▶ [CONSIGNA ESCRITA A]:
Copia sin cambios el pasaje del fragmento sobre el PRO y Juntos por el Cambio que va desde "Porque Juntos por" hasta "en la gestión.", ambos incluidos.
▶ [CONSIGNA ESCRITA B]:
Continúa el fragmento sobre el PRO y Juntos por el Cambio a partir de su última oración.

▶ [FRAGMENTO]:
Porque Juntos por el Cambio no debe convertirse en una nueva coalición conservadora, sino seguir fiel a su espíritu original, superador de las antinomias y enfocado en la gestión.

Desde 2003, cuando comenzó su historia, he votado a los candidatos del PRO. Diez años después, me acerqué a participar y sus puertas se abrieron para mí. Comencé a colaborar con el equipo de comunicación y estrategia que lideraba Marcos Peña. El objetivo era tan concreto como complejo: que Mauricio Macri fuera electo presidente en 2015. Desde aquellos primeros pasos, entendí que el PRO, como tantos otros partidos políticos, era un tronco con dos grandes ramas.

De un lado, la mirada está puesta en el futuro. En dejar atrás la lógica de la confrontación política extrema planteada por el kirchnerismo para construir algo nuevo, moderno, próximo, positivo y optimista. Desde la otra rama del árbol las cosas no son vistas con los mismos ojos. Para la otra parte de nuestra familia política, el sueño ha estado y sigue estando en la restauración de un orden perdido. Como ningún otro político, Mauricio Macri encarnó la síntesis perfecta de algo que parece un oxímoron pero no lo es: modernidad y conservadurismo. Algunos nos apoyamos más sobre una rama y otros, más en la otra. Pero entonces sucedió algo que nos cambió para siempre: tuvimos que gobernar. La nación, la ciudad y la provincia de Buenos Aires a la vez. A partir de entonces no hubo tiempo disponible para este tipo de disquisiciones ideológicas. Estuvimos demasiado ocupados intentando sacar el carro del barro.

Listados de ubicación de elementos:
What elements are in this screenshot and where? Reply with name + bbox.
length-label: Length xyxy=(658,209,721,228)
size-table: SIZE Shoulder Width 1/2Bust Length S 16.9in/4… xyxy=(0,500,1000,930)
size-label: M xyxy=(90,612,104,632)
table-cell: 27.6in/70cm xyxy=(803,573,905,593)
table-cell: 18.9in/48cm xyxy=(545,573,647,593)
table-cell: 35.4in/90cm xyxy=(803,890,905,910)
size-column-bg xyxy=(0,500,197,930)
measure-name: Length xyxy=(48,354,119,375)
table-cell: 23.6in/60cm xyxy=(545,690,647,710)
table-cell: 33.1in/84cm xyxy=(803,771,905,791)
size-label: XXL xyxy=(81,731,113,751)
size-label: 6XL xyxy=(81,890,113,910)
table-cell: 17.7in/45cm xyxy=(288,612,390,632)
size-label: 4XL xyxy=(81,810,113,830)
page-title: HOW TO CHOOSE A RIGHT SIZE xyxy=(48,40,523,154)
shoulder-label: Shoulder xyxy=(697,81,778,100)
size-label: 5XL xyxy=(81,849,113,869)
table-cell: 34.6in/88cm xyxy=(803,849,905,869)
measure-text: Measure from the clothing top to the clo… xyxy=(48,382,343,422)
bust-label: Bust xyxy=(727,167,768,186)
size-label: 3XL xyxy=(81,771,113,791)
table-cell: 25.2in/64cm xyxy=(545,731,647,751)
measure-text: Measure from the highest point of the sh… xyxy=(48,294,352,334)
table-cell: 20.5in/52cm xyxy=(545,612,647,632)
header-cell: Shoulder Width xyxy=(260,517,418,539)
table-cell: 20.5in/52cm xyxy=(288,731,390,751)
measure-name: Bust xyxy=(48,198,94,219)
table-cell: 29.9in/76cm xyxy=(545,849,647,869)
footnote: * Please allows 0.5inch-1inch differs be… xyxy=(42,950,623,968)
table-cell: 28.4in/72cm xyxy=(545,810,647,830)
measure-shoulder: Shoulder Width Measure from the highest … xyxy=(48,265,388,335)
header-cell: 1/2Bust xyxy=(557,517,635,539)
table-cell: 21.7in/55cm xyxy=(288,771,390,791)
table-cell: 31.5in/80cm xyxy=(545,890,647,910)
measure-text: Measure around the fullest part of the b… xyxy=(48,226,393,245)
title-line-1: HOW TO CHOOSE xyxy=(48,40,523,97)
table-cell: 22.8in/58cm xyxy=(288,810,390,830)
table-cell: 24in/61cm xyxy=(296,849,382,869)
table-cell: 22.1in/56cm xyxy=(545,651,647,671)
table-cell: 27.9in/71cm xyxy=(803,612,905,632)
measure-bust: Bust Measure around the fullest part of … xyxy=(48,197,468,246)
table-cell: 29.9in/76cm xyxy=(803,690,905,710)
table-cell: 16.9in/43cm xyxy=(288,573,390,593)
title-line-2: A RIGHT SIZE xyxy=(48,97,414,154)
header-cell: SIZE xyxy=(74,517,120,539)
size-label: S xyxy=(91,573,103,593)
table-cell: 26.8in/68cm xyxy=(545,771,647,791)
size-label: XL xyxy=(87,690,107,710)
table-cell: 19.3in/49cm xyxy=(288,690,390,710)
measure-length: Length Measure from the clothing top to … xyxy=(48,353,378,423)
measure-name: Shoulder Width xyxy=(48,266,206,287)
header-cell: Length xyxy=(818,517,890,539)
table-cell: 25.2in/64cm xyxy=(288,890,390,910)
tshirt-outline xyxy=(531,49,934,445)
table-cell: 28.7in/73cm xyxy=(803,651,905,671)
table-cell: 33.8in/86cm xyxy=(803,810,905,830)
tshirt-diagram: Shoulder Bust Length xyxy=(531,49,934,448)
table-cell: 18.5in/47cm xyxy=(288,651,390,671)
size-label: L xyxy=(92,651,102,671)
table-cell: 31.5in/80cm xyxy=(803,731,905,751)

▶ [RESULTADO DEL EJERCICIO A]:
Porque Juntos por el Cambio no debe convertirse en una nueva coalición conservadora, sino seguir fiel a su espíritu original, superador de las antinomias y enfocado en la gestión.

▶ [RESULTADO DEL EJERCICIO B]:
Concluido el mandato, surgieron los “obispos que quieren ser Papa”, como bromeaba Macri cuando los periodistas le preguntaban acerca de sus posibles sucesores. Mientras tanto, se realizaron innumerables balances sobre el gobierno de Cambiemos entre 2015 y 2019. Para algunos, el problema estuvo en haberse quedado “a mitad de camino”. Para otros, habíamos avanzado mucho más de lo que las condiciones políticas permitían imaginar. ¿Hubo errores? Por supuesto. ¿Hubo aciertos? Por supuesto. El juicio sobre la experiencia del gobierno es decisivo para entender buena parte de los posicionamientos que se hicieron más evidentes después.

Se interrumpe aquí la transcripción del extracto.